* Begin Raw records *

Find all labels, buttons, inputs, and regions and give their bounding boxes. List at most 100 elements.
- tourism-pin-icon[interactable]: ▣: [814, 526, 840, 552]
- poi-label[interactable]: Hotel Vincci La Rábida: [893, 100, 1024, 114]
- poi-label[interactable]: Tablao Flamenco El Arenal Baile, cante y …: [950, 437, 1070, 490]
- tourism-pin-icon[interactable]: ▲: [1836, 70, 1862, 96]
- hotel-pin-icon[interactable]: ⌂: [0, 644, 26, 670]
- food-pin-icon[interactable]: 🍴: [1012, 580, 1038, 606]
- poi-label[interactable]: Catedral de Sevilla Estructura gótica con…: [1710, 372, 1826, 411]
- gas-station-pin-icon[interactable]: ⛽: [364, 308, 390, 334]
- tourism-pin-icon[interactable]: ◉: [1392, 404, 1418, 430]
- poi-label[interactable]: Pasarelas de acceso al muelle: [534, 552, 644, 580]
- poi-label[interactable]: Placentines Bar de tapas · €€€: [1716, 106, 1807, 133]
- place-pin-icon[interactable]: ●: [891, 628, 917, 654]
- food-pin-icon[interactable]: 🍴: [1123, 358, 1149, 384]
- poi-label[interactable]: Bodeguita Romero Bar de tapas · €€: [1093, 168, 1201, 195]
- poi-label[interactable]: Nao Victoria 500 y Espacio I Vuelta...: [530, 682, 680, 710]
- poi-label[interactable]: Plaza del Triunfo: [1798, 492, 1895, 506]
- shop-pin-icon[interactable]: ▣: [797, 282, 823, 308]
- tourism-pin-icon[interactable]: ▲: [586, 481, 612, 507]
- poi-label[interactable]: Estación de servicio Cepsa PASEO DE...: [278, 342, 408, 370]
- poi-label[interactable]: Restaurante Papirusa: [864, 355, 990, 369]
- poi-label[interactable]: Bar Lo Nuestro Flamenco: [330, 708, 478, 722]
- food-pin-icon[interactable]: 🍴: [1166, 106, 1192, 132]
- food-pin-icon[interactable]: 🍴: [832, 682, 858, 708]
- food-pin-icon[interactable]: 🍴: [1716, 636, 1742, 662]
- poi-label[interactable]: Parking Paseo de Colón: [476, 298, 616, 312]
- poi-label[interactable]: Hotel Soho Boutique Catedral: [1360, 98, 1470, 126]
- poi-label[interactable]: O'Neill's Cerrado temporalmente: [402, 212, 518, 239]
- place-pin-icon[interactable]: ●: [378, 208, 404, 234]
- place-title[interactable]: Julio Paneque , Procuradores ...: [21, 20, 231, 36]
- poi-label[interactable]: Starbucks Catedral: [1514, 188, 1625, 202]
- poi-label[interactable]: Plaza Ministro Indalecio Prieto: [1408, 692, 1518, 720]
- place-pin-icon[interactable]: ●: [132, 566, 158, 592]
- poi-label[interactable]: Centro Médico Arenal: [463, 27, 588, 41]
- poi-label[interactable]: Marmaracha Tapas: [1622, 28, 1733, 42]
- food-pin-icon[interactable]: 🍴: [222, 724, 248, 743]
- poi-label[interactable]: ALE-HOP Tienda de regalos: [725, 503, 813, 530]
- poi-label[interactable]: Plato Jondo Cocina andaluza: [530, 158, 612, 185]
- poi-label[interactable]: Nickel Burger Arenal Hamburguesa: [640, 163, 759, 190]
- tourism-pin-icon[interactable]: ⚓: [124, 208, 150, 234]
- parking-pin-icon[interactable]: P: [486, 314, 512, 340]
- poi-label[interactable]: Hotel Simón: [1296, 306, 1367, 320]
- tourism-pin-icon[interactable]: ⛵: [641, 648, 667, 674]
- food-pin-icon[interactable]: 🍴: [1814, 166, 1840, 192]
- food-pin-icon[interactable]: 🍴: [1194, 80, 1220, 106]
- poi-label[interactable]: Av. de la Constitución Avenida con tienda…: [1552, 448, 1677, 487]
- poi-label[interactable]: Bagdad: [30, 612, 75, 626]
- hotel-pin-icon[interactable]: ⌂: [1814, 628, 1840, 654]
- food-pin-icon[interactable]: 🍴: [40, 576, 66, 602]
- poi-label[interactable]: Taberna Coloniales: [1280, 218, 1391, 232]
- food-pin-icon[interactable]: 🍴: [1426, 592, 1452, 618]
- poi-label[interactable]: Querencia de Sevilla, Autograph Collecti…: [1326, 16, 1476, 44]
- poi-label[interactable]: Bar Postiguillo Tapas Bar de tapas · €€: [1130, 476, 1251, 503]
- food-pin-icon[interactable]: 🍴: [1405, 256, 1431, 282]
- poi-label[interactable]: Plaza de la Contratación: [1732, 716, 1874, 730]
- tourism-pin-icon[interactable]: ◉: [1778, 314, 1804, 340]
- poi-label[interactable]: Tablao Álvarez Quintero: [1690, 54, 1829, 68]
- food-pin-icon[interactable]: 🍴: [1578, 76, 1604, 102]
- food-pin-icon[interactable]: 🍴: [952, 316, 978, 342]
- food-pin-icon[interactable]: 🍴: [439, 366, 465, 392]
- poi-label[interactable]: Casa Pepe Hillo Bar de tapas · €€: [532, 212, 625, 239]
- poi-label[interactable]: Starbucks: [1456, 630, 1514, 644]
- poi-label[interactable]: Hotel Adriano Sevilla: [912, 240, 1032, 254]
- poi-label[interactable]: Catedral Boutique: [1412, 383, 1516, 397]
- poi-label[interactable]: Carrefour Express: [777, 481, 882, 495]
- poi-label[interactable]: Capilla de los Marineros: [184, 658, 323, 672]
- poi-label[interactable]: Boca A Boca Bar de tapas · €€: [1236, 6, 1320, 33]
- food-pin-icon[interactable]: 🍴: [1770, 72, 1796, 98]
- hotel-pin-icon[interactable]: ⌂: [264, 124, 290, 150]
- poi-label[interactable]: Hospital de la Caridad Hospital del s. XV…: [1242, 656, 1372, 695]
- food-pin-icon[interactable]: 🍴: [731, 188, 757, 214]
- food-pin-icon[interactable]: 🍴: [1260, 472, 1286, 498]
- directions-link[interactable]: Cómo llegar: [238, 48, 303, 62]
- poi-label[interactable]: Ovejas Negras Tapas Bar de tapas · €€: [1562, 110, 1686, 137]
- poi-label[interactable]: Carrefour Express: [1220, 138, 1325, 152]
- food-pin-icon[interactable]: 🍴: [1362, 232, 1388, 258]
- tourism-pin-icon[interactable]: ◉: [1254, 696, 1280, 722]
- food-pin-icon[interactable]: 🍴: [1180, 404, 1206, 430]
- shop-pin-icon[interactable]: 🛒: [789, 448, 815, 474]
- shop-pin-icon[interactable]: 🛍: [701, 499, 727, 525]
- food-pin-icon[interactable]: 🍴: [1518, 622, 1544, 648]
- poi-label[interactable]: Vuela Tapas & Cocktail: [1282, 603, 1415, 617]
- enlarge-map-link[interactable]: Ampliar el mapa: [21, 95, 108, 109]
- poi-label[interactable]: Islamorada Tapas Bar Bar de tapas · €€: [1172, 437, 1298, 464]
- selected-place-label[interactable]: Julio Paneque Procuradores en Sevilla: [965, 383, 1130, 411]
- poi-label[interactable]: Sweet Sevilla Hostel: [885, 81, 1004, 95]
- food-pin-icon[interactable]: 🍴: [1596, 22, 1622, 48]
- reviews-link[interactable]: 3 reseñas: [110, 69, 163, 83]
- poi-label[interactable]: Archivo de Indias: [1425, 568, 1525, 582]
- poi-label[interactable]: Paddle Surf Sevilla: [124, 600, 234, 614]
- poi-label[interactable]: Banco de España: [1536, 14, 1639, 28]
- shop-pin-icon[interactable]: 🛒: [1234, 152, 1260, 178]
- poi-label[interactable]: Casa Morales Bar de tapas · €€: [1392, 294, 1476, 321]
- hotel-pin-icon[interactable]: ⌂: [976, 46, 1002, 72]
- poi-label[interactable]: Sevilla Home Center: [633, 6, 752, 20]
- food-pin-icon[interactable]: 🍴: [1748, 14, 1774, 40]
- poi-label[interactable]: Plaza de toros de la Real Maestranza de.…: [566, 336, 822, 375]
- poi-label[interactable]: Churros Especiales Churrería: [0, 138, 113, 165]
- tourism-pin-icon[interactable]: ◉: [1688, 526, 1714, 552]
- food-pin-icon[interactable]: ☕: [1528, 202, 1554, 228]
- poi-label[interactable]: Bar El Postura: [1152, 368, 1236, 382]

* End Raw records *

▸ **Aim**:
Retype, without any change, the part of the material that opens at its first line and closes with the line containing "- poi-label[interactable]: Tablao Flamenco", both of those lines included.

▸ **Output**:
Find all labels, buttons, inputs, and regions and give their bounding boxes. List at most 100 elements.
- tourism-pin-icon[interactable]: ▣: [814, 526, 840, 552]
- poi-label[interactable]: Hotel Vincci La Rábida: [893, 100, 1024, 114]
- poi-label[interactable]: Tablao Flamenco El Arenal Baile, cante y …: [950, 437, 1070, 490]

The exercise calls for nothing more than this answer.